(Part of a data file)
.....

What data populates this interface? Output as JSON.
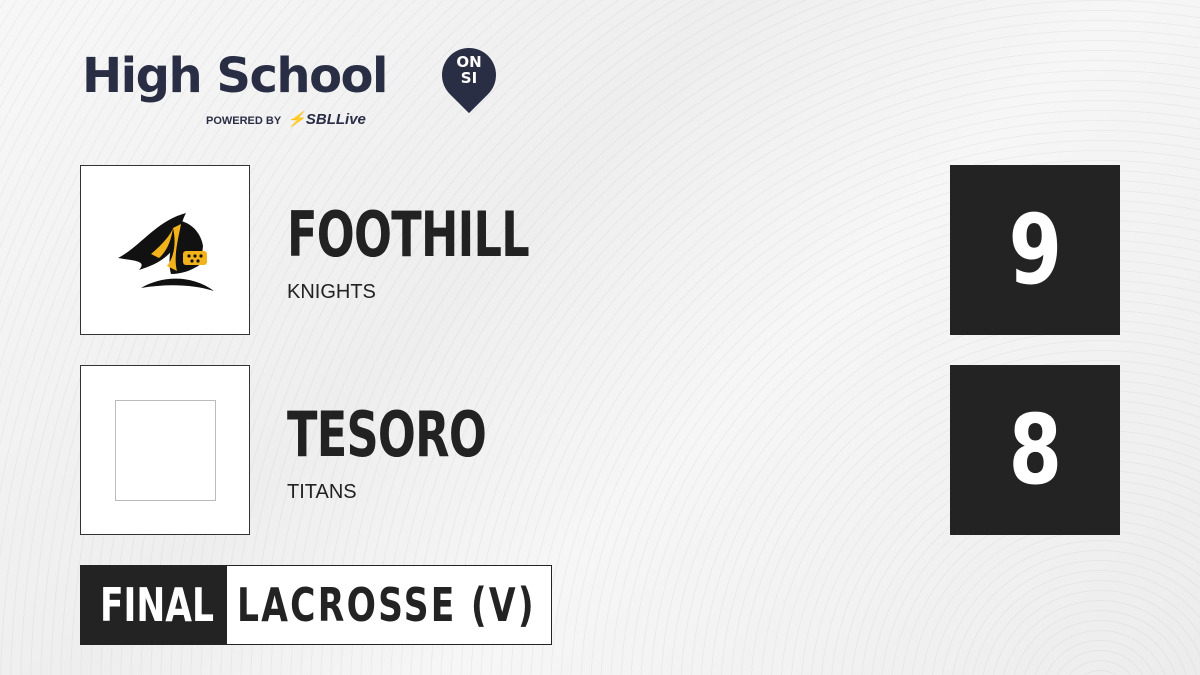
{
  "brand": {
    "title": "High School",
    "badge_top": "ON",
    "badge_bottom": "SI",
    "powered_by": "POWERED BY",
    "partner_a": "SBL",
    "partner_b": "ive",
    "partner_logo_text": "SBLive"
  },
  "teams": [
    {
      "name": "FOOTHILL",
      "mascot": "KNIGHTS",
      "score": "9",
      "logo_icon": "knight-helmet-icon"
    },
    {
      "name": "TESORO",
      "mascot": "TITANS",
      "score": "8",
      "logo_icon": "placeholder"
    }
  ],
  "game": {
    "status": "FINAL",
    "sport": "LACROSSE (V)"
  },
  "colors": {
    "brand_navy": "#2a2e45",
    "score_bg": "#232323",
    "accent_gold": "#f2b21b",
    "sblive_blue": "#1ea7e1"
  }
}
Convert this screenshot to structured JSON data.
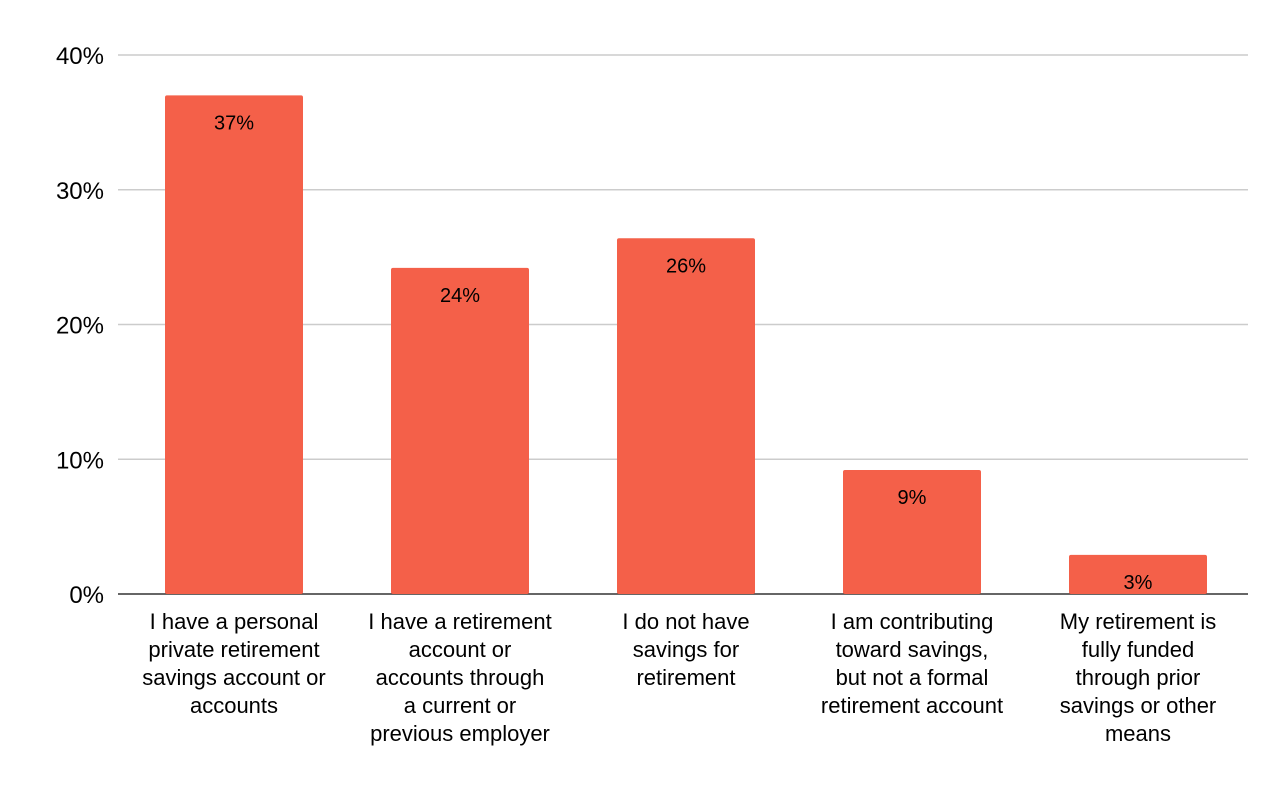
{
  "chart_data": {
    "type": "bar",
    "title": "",
    "xlabel": "",
    "ylabel": "",
    "ylim": [
      0,
      40
    ],
    "yticks": [
      0,
      10,
      20,
      30,
      40
    ],
    "ytick_suffix": "%",
    "grid": true,
    "legend": "none",
    "bar_color": "#f46049",
    "categories": [
      [
        "I have a personal",
        "private retirement",
        "savings account or",
        "accounts"
      ],
      [
        "I have a retirement",
        "account or",
        "accounts through",
        "a current or",
        "previous employer"
      ],
      [
        "I do not have",
        "savings for",
        "retirement"
      ],
      [
        "I am contributing",
        "toward savings,",
        "but not a formal",
        "retirement account"
      ],
      [
        "My retirement is",
        "fully funded",
        "through prior",
        "savings or other",
        "means"
      ]
    ],
    "values": [
      37,
      24.2,
      26.4,
      9.2,
      2.9
    ],
    "data_labels": [
      "37%",
      "24%",
      "26%",
      "9%",
      "3%"
    ]
  }
}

.....

Images do not belong in the copy; reproduce all other parts of the records above verbatim.

What data populates this interface? Output as JSON.
{
  "brand": {
    "title": "High School",
    "badge_top": "ON",
    "badge_bottom": "SI",
    "powered_by": "POWERED BY",
    "partner_a": "SBL",
    "partner_b": "ive",
    "partner_logo_text": "SBLive"
  },
  "teams": [
    {
      "name": "FOOTHILL",
      "mascot": "KNIGHTS",
      "score": "9",
      "logo_icon": "knight-helmet-icon"
    },
    {
      "name": "TESORO",
      "mascot": "TITANS",
      "score": "8",
      "logo_icon": "placeholder"
    }
  ],
  "game": {
    "status": "FINAL",
    "sport": "LACROSSE (V)"
  },
  "colors": {
    "brand_navy": "#2a2e45",
    "score_bg": "#232323",
    "accent_gold": "#f2b21b",
    "sblive_blue": "#1ea7e1"
  }
}
Convert this screenshot to structured JSON data.
{
  "chart_data": {
    "type": "bar",
    "title": "",
    "xlabel": "",
    "ylabel": "",
    "ylim": [
      0,
      40
    ],
    "yticks": [
      0,
      10,
      20,
      30,
      40
    ],
    "ytick_suffix": "%",
    "grid": true,
    "legend": "none",
    "bar_color": "#f46049",
    "categories": [
      [
        "I have a personal",
        "private retirement",
        "savings account or",
        "accounts"
      ],
      [
        "I have a retirement",
        "account or",
        "accounts through",
        "a current or",
        "previous employer"
      ],
      [
        "I do not have",
        "savings for",
        "retirement"
      ],
      [
        "I am contributing",
        "toward savings,",
        "but not a formal",
        "retirement account"
      ],
      [
        "My retirement is",
        "fully funded",
        "through prior",
        "savings or other",
        "means"
      ]
    ],
    "values": [
      37,
      24.2,
      26.4,
      9.2,
      2.9
    ],
    "data_labels": [
      "37%",
      "24%",
      "26%",
      "9%",
      "3%"
    ]
  }
}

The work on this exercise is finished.